--- start of Records supplied ---

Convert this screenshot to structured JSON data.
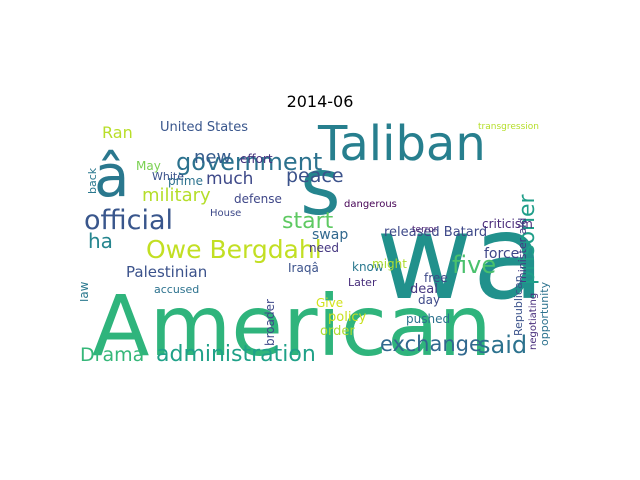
{
  "figure": {
    "title": "2014-06"
  },
  "wordcloud": {
    "background": "#ffffff",
    "words": [
      {
        "text": "American",
        "color": "#2fb47c"
      },
      {
        "text": "wa",
        "color": "#21918c"
      },
      {
        "text": "s",
        "color": "#25858e"
      },
      {
        "text": "Taliban",
        "color": "#277f8e"
      },
      {
        "text": "â",
        "color": "#2a788e"
      },
      {
        "text": "government",
        "color": "#2c728e"
      },
      {
        "text": "official",
        "color": "#39568c"
      },
      {
        "text": "Owe Bergdahl",
        "color": "#c2df23"
      },
      {
        "text": "administration",
        "color": "#1fa188"
      },
      {
        "text": "Drama",
        "color": "#35b779"
      },
      {
        "text": "exchange",
        "color": "#31688e"
      },
      {
        "text": "said",
        "color": "#2c728e"
      },
      {
        "text": "prisoner",
        "color": "#1f9e89"
      },
      {
        "text": "five",
        "color": "#4ac16d"
      },
      {
        "text": "start",
        "color": "#5ec962"
      },
      {
        "text": "peace",
        "color": "#3b528b"
      },
      {
        "text": "new",
        "color": "#365c8d"
      },
      {
        "text": "much",
        "color": "#3e4989"
      },
      {
        "text": "military",
        "color": "#b5de2b"
      },
      {
        "text": "ha",
        "color": "#25858e"
      },
      {
        "text": "Palestinian",
        "color": "#3b528b"
      },
      {
        "text": "United States",
        "color": "#39568c"
      },
      {
        "text": "Ran",
        "color": "#b8de29"
      },
      {
        "text": "released Batard",
        "color": "#3e4989"
      },
      {
        "text": "criticism",
        "color": "#482878"
      },
      {
        "text": "force",
        "color": "#3f4788"
      },
      {
        "text": "swap",
        "color": "#31688e"
      },
      {
        "text": "law",
        "color": "#2a788e"
      },
      {
        "text": "policy",
        "color": "#c8e020"
      },
      {
        "text": "order",
        "color": "#addc30"
      },
      {
        "text": "broader",
        "color": "#3e4989"
      },
      {
        "text": "day",
        "color": "#3e4989"
      },
      {
        "text": "deal",
        "color": "#453781"
      },
      {
        "text": "free",
        "color": "#3e4989"
      },
      {
        "text": "need",
        "color": "#453781"
      },
      {
        "text": "know",
        "color": "#2a788e"
      },
      {
        "text": "Iraqâ",
        "color": "#3b528b"
      },
      {
        "text": "Later",
        "color": "#472d7b"
      },
      {
        "text": "accused",
        "color": "#2c728e"
      },
      {
        "text": "defense",
        "color": "#3f4788"
      },
      {
        "text": "prime",
        "color": "#2c728e"
      },
      {
        "text": "effort",
        "color": "#46327e"
      },
      {
        "text": "May",
        "color": "#7ad151"
      },
      {
        "text": "White",
        "color": "#3b528b"
      },
      {
        "text": "back",
        "color": "#2a788e"
      },
      {
        "text": "pushed",
        "color": "#2c728e"
      },
      {
        "text": "Give",
        "color": "#d2e21b"
      },
      {
        "text": "might",
        "color": "#addc30"
      },
      {
        "text": "minister aid",
        "color": "#443983"
      },
      {
        "text": "Republican",
        "color": "#3b528b"
      },
      {
        "text": "opportunity",
        "color": "#2c728e"
      },
      {
        "text": "negotiating",
        "color": "#472d7b"
      },
      {
        "text": "dangerous",
        "color": "#440154"
      },
      {
        "text": "House",
        "color": "#3e4989"
      },
      {
        "text": "transgression",
        "color": "#b5de2b"
      },
      {
        "text": "terror",
        "color": "#481f70"
      }
    ]
  }
}
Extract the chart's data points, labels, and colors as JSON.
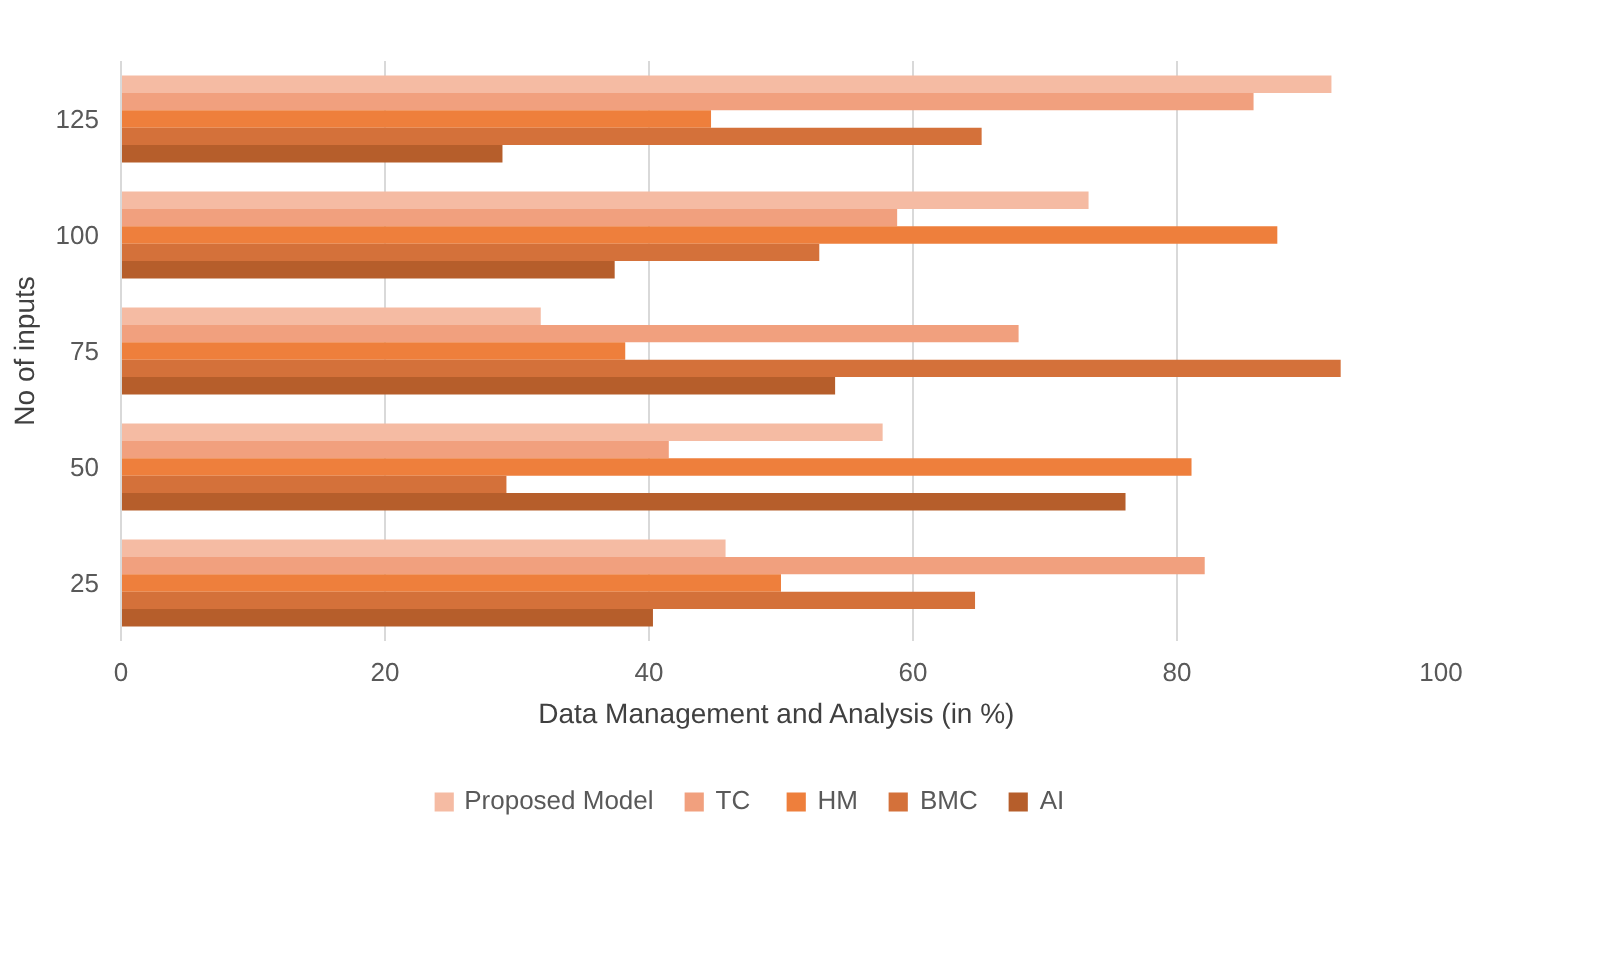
{
  "chart_data": {
    "type": "bar",
    "orientation": "horizontal",
    "xlabel": "Data Management  and Analysis (in %)",
    "ylabel": "No of inputs",
    "categories": [
      "125",
      "100",
      "75",
      "50",
      "25"
    ],
    "series": [
      {
        "name": "Proposed Model",
        "color": "#f5bba3",
        "values": [
          91.7,
          73.3,
          31.8,
          57.7,
          45.8
        ]
      },
      {
        "name": "TC",
        "color": "#f1a07e",
        "values": [
          85.8,
          58.8,
          68,
          41.5,
          82.1
        ]
      },
      {
        "name": "HM",
        "color": "#ee7f3c",
        "values": [
          44.7,
          87.6,
          38.2,
          81.1,
          50
        ]
      },
      {
        "name": "BMC",
        "color": "#d4713a",
        "values": [
          65.2,
          52.9,
          92.4,
          29.2,
          64.7
        ]
      },
      {
        "name": "AI",
        "color": "#b65e2b",
        "values": [
          28.9,
          37.4,
          54.1,
          76.1,
          40.3
        ]
      }
    ],
    "xlim": [
      0,
      100
    ],
    "xticks": [
      0,
      20,
      40,
      60,
      80,
      100
    ],
    "grid": "x",
    "legend": "bottom"
  }
}
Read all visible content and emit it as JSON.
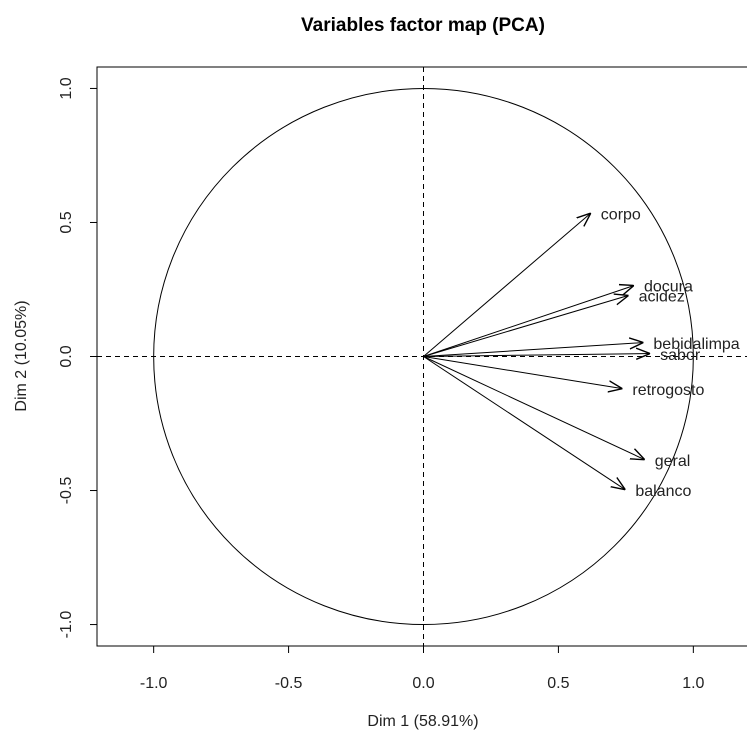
{
  "chart_data": {
    "type": "arrows",
    "title": "Variables factor map (PCA)",
    "x_label": "Dim 1 (58.91%)",
    "y_label": "Dim 2 (10.05%)",
    "labels": [
      "corpo",
      "docura",
      "acidez",
      "bebidalimpa",
      "sabor",
      "retrogosto",
      "geral",
      "balanco"
    ],
    "x": [
      0.62,
      0.78,
      0.76,
      0.815,
      0.84,
      0.737,
      0.82,
      0.748
    ],
    "values": [
      0.535,
      0.265,
      0.228,
      0.052,
      0.011,
      -0.12,
      -0.385,
      -0.497
    ],
    "xlim": [
      -1.21,
      1.21
    ],
    "ylim": [
      -1.08,
      1.08
    ],
    "xticks": [
      {
        "value": -1,
        "label": "-1.0"
      },
      {
        "value": -0.5,
        "label": "-0.5"
      },
      {
        "value": 0,
        "label": "0.0"
      },
      {
        "value": 0.5,
        "label": "0.5"
      },
      {
        "value": 1,
        "label": "1.0"
      }
    ],
    "yticks": [
      {
        "value": -1,
        "label": "-1.0"
      },
      {
        "value": -0.5,
        "label": "-0.5"
      },
      {
        "value": 0,
        "label": "0.0"
      },
      {
        "value": 0.5,
        "label": "0.5"
      },
      {
        "value": 1,
        "label": "1.0"
      }
    ],
    "correlation_circle": true,
    "reference_lines": true,
    "color": "#000000"
  }
}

--- end of Records supplied ---

Omit the pictures, and quote the material above exactly as given.

Convert this screenshot to structured JSON data.
{
  "figure": {
    "title": "2014-06"
  },
  "wordcloud": {
    "background": "#ffffff",
    "words": [
      {
        "text": "American",
        "color": "#2fb47c"
      },
      {
        "text": "wa",
        "color": "#21918c"
      },
      {
        "text": "s",
        "color": "#25858e"
      },
      {
        "text": "Taliban",
        "color": "#277f8e"
      },
      {
        "text": "â",
        "color": "#2a788e"
      },
      {
        "text": "government",
        "color": "#2c728e"
      },
      {
        "text": "official",
        "color": "#39568c"
      },
      {
        "text": "Owe Bergdahl",
        "color": "#c2df23"
      },
      {
        "text": "administration",
        "color": "#1fa188"
      },
      {
        "text": "Drama",
        "color": "#35b779"
      },
      {
        "text": "exchange",
        "color": "#31688e"
      },
      {
        "text": "said",
        "color": "#2c728e"
      },
      {
        "text": "prisoner",
        "color": "#1f9e89"
      },
      {
        "text": "five",
        "color": "#4ac16d"
      },
      {
        "text": "start",
        "color": "#5ec962"
      },
      {
        "text": "peace",
        "color": "#3b528b"
      },
      {
        "text": "new",
        "color": "#365c8d"
      },
      {
        "text": "much",
        "color": "#3e4989"
      },
      {
        "text": "military",
        "color": "#b5de2b"
      },
      {
        "text": "ha",
        "color": "#25858e"
      },
      {
        "text": "Palestinian",
        "color": "#3b528b"
      },
      {
        "text": "United States",
        "color": "#39568c"
      },
      {
        "text": "Ran",
        "color": "#b8de29"
      },
      {
        "text": "released Batard",
        "color": "#3e4989"
      },
      {
        "text": "criticism",
        "color": "#482878"
      },
      {
        "text": "force",
        "color": "#3f4788"
      },
      {
        "text": "swap",
        "color": "#31688e"
      },
      {
        "text": "law",
        "color": "#2a788e"
      },
      {
        "text": "policy",
        "color": "#c8e020"
      },
      {
        "text": "order",
        "color": "#addc30"
      },
      {
        "text": "broader",
        "color": "#3e4989"
      },
      {
        "text": "day",
        "color": "#3e4989"
      },
      {
        "text": "deal",
        "color": "#453781"
      },
      {
        "text": "free",
        "color": "#3e4989"
      },
      {
        "text": "need",
        "color": "#453781"
      },
      {
        "text": "know",
        "color": "#2a788e"
      },
      {
        "text": "Iraqâ",
        "color": "#3b528b"
      },
      {
        "text": "Later",
        "color": "#472d7b"
      },
      {
        "text": "accused",
        "color": "#2c728e"
      },
      {
        "text": "defense",
        "color": "#3f4788"
      },
      {
        "text": "prime",
        "color": "#2c728e"
      },
      {
        "text": "effort",
        "color": "#46327e"
      },
      {
        "text": "May",
        "color": "#7ad151"
      },
      {
        "text": "White",
        "color": "#3b528b"
      },
      {
        "text": "back",
        "color": "#2a788e"
      },
      {
        "text": "pushed",
        "color": "#2c728e"
      },
      {
        "text": "Give",
        "color": "#d2e21b"
      },
      {
        "text": "might",
        "color": "#addc30"
      },
      {
        "text": "minister aid",
        "color": "#443983"
      },
      {
        "text": "Republican",
        "color": "#3b528b"
      },
      {
        "text": "opportunity",
        "color": "#2c728e"
      },
      {
        "text": "negotiating",
        "color": "#472d7b"
      },
      {
        "text": "dangerous",
        "color": "#440154"
      },
      {
        "text": "House",
        "color": "#3e4989"
      },
      {
        "text": "transgression",
        "color": "#b5de2b"
      },
      {
        "text": "terror",
        "color": "#481f70"
      }
    ]
  }
}
Extract the chart's data points, labels, and colors as JSON.
{
  "chart_data": {
    "type": "bar",
    "orientation": "horizontal",
    "xlabel": "Data Management  and Analysis (in %)",
    "ylabel": "No of inputs",
    "categories": [
      "125",
      "100",
      "75",
      "50",
      "25"
    ],
    "series": [
      {
        "name": "Proposed Model",
        "color": "#f5bba3",
        "values": [
          91.7,
          73.3,
          31.8,
          57.7,
          45.8
        ]
      },
      {
        "name": "TC",
        "color": "#f1a07e",
        "values": [
          85.8,
          58.8,
          68,
          41.5,
          82.1
        ]
      },
      {
        "name": "HM",
        "color": "#ee7f3c",
        "values": [
          44.7,
          87.6,
          38.2,
          81.1,
          50
        ]
      },
      {
        "name": "BMC",
        "color": "#d4713a",
        "values": [
          65.2,
          52.9,
          92.4,
          29.2,
          64.7
        ]
      },
      {
        "name": "AI",
        "color": "#b65e2b",
        "values": [
          28.9,
          37.4,
          54.1,
          76.1,
          40.3
        ]
      }
    ],
    "xlim": [
      0,
      100
    ],
    "xticks": [
      0,
      20,
      40,
      60,
      80,
      100
    ],
    "grid": "x",
    "legend": "bottom"
  }
}
Read all visible content and emit it as JSON.
{
  "chart_data": {
    "type": "arrows",
    "title": "Variables factor map (PCA)",
    "x_label": "Dim 1 (58.91%)",
    "y_label": "Dim 2 (10.05%)",
    "labels": [
      "corpo",
      "docura",
      "acidez",
      "bebidalimpa",
      "sabor",
      "retrogosto",
      "geral",
      "balanco"
    ],
    "x": [
      0.62,
      0.78,
      0.76,
      0.815,
      0.84,
      0.737,
      0.82,
      0.748
    ],
    "values": [
      0.535,
      0.265,
      0.228,
      0.052,
      0.011,
      -0.12,
      -0.385,
      -0.497
    ],
    "xlim": [
      -1.21,
      1.21
    ],
    "ylim": [
      -1.08,
      1.08
    ],
    "xticks": [
      {
        "value": -1,
        "label": "-1.0"
      },
      {
        "value": -0.5,
        "label": "-0.5"
      },
      {
        "value": 0,
        "label": "0.0"
      },
      {
        "value": 0.5,
        "label": "0.5"
      },
      {
        "value": 1,
        "label": "1.0"
      }
    ],
    "yticks": [
      {
        "value": -1,
        "label": "-1.0"
      },
      {
        "value": -0.5,
        "label": "-0.5"
      },
      {
        "value": 0,
        "label": "0.0"
      },
      {
        "value": 0.5,
        "label": "0.5"
      },
      {
        "value": 1,
        "label": "1.0"
      }
    ],
    "correlation_circle": true,
    "reference_lines": true,
    "color": "#000000"
  }
}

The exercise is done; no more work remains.